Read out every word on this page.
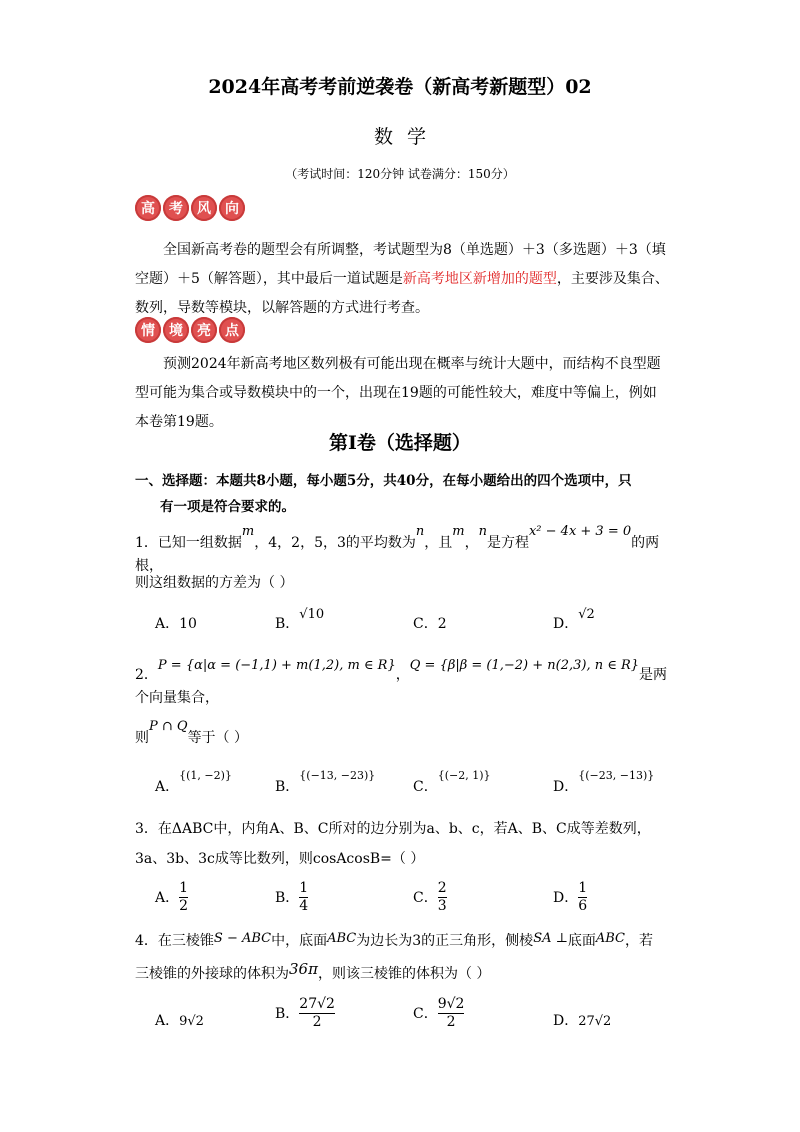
2024年高考考前逆袭卷（新高考新题型）02
数学
（考试时间：120分钟 试卷满分：150分）
高	考	风	向
全国新高考卷的题型会有所调整，考试题型为8（单选题）＋3（多选题）＋3（填空题）＋5（解答题），其中最后一道试题是新高考地区新增加的题型，主要涉及集合、数列，导数等模块，以解答题的方式进行考查。
情	境	亮	点
预测2024年新高考地区数列极有可能出现在概率与统计大题中，而结构不良型题型可能为集合或导数模块中的一个，出现在19题的可能性较大，难度中等偏上，例如本卷第19题。
第I卷（选择题）
一、选择题：本题共8小题，每小题5分，共40分，在每小题给出的四个选项中，只
有一项是符合要求的。
1．已知一组数据m，4，2，5，3的平均数为n，且m，n是方程x² − 4x + 3 = 0的两根，
则这组数据的方差为（ ）
A．10	B．√10
C．2	D．√2
2．P = {α|α = (−1,1) + m(1,2), m ∈ R}，Q = {β|β = (1,−2) + n(2,3), n ∈ R}是两个向量集合，
则P ∩ Q等于（ ）
A．$^{\{(1, -2)\}}$
B．$^{\{(-13, -23)\}}$
C．$^{\{(-2, 1)\}}$
D．$^{\{(-23, -13)\}}$
3．在ΔABC中，内角A、B、C所对的边分别为a、b、c，若A、B、C成等差数列，
3a、3b、3c成等比数列，则cosAcosB=（ ）
A． $\frac{1}{2}$	B． $\frac{1}{4}$	C． $\frac{2}{3}$	D． $\frac{1}{6}$
4．在三棱锥S − ABC中，底面ABC为边长为3的正三角形，侧棱SA ⊥底面ABC，若
三棱锥的外接球的体积为36π，则该三棱锥的体积为（ ）
A．9√2	B． $\frac{27√2}{2}$	C． $\frac{9√2}{2}$	D．27√2
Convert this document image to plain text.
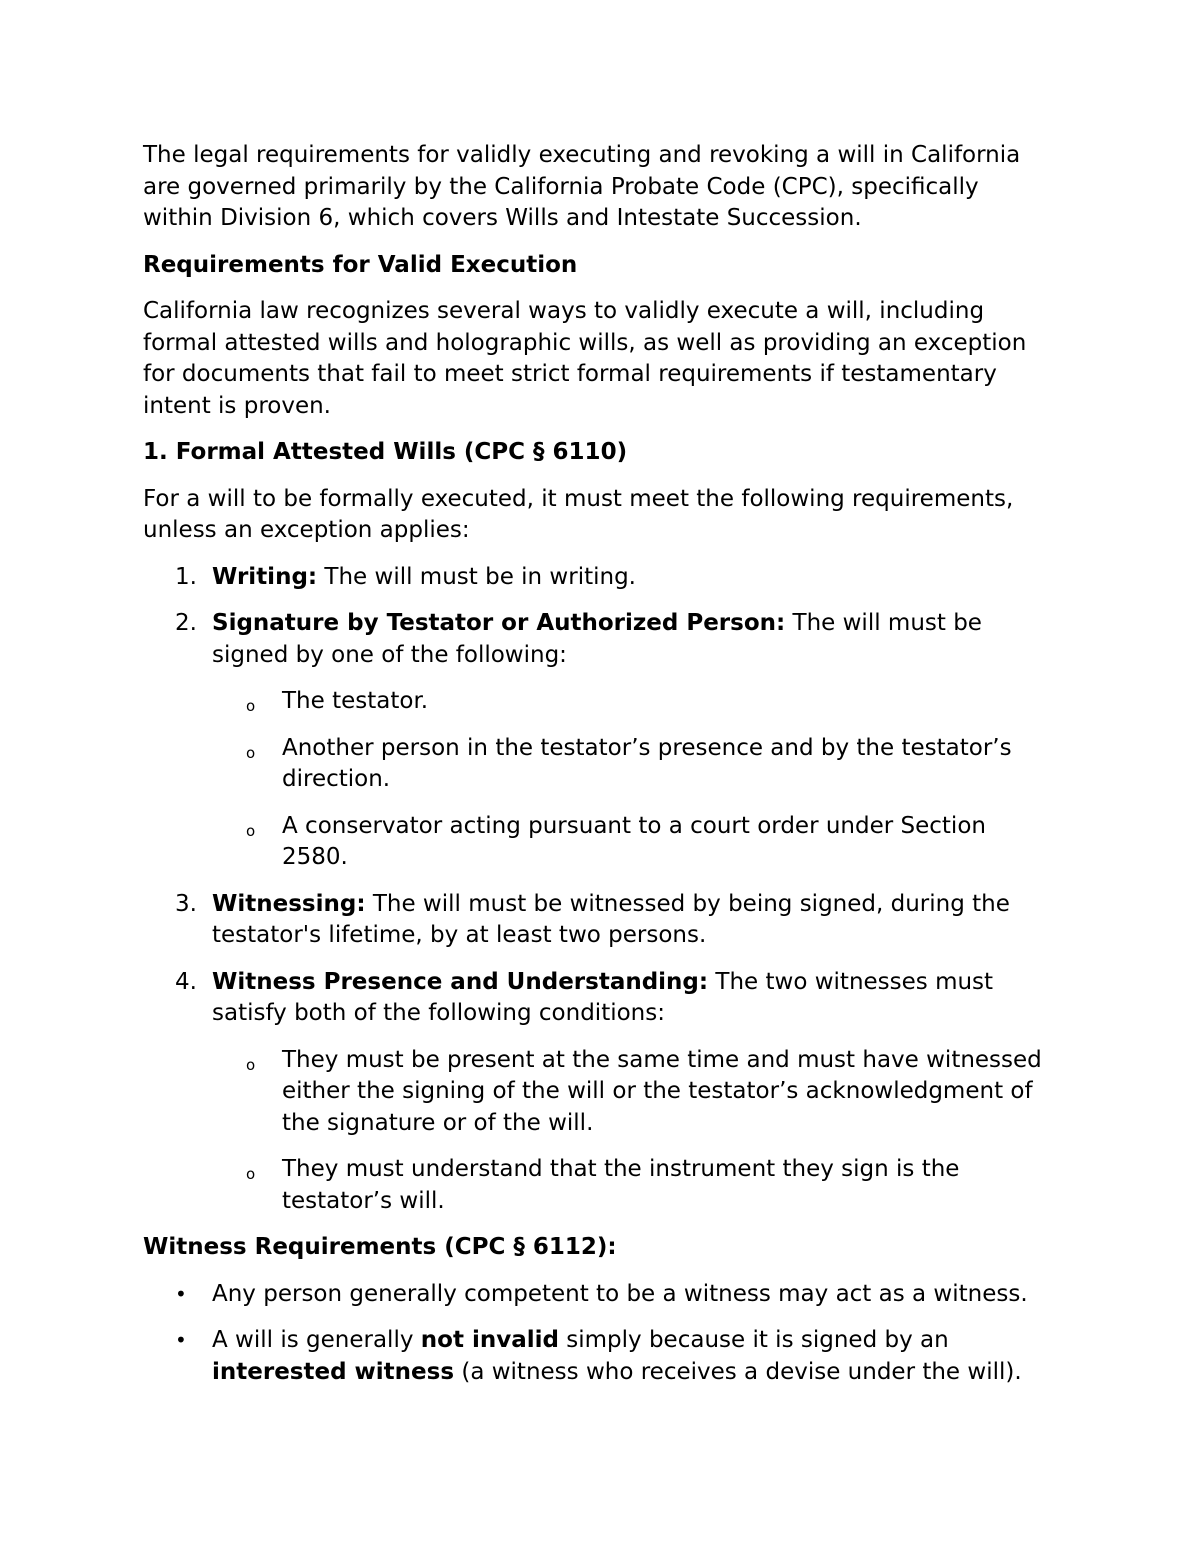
The legal requirements for validly executing and revoking a will in California are governed primarily by the California Probate Code (CPC), specifically within Division 6, which covers Wills and Intestate Succession.

Requirements for Valid Execution

California law recognizes several ways to validly execute a will, including formal attested wills and holographic wills, as well as providing an exception for documents that fail to meet strict formal requirements if testamentary intent is proven.

1. Formal Attested Wills (CPC § 6110)

For a will to be formally executed, it must meet the following requirements, unless an exception applies:

1. Writing: The will must be in writing.
2. Signature by Testator or Authorized Person: The will must be signed by one of the following:
o The testator.
o Another person in the testator’s presence and by the testator’s direction.
o A conservator acting pursuant to a court order under Section 2580.
3. Witnessing: The will must be witnessed by being signed, during the testator's lifetime, by at least two persons.
4. Witness Presence and Understanding: The two witnesses must satisfy both of the following conditions:
o They must be present at the same time and must have witnessed either the signing of the will or the testator’s acknowledgment of the signature or of the will.
o They must understand that the instrument they sign is the testator’s will.

Witness Requirements (CPC § 6112):

• Any person generally competent to be a witness may act as a witness.
• A will is generally not invalid simply because it is signed by an interested witness (a witness who receives a devise under the will).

........

## Aim
From the material above, copy each line that includes the word "this".

## The output
Read out every word on this page.
Convert this document image to plain text.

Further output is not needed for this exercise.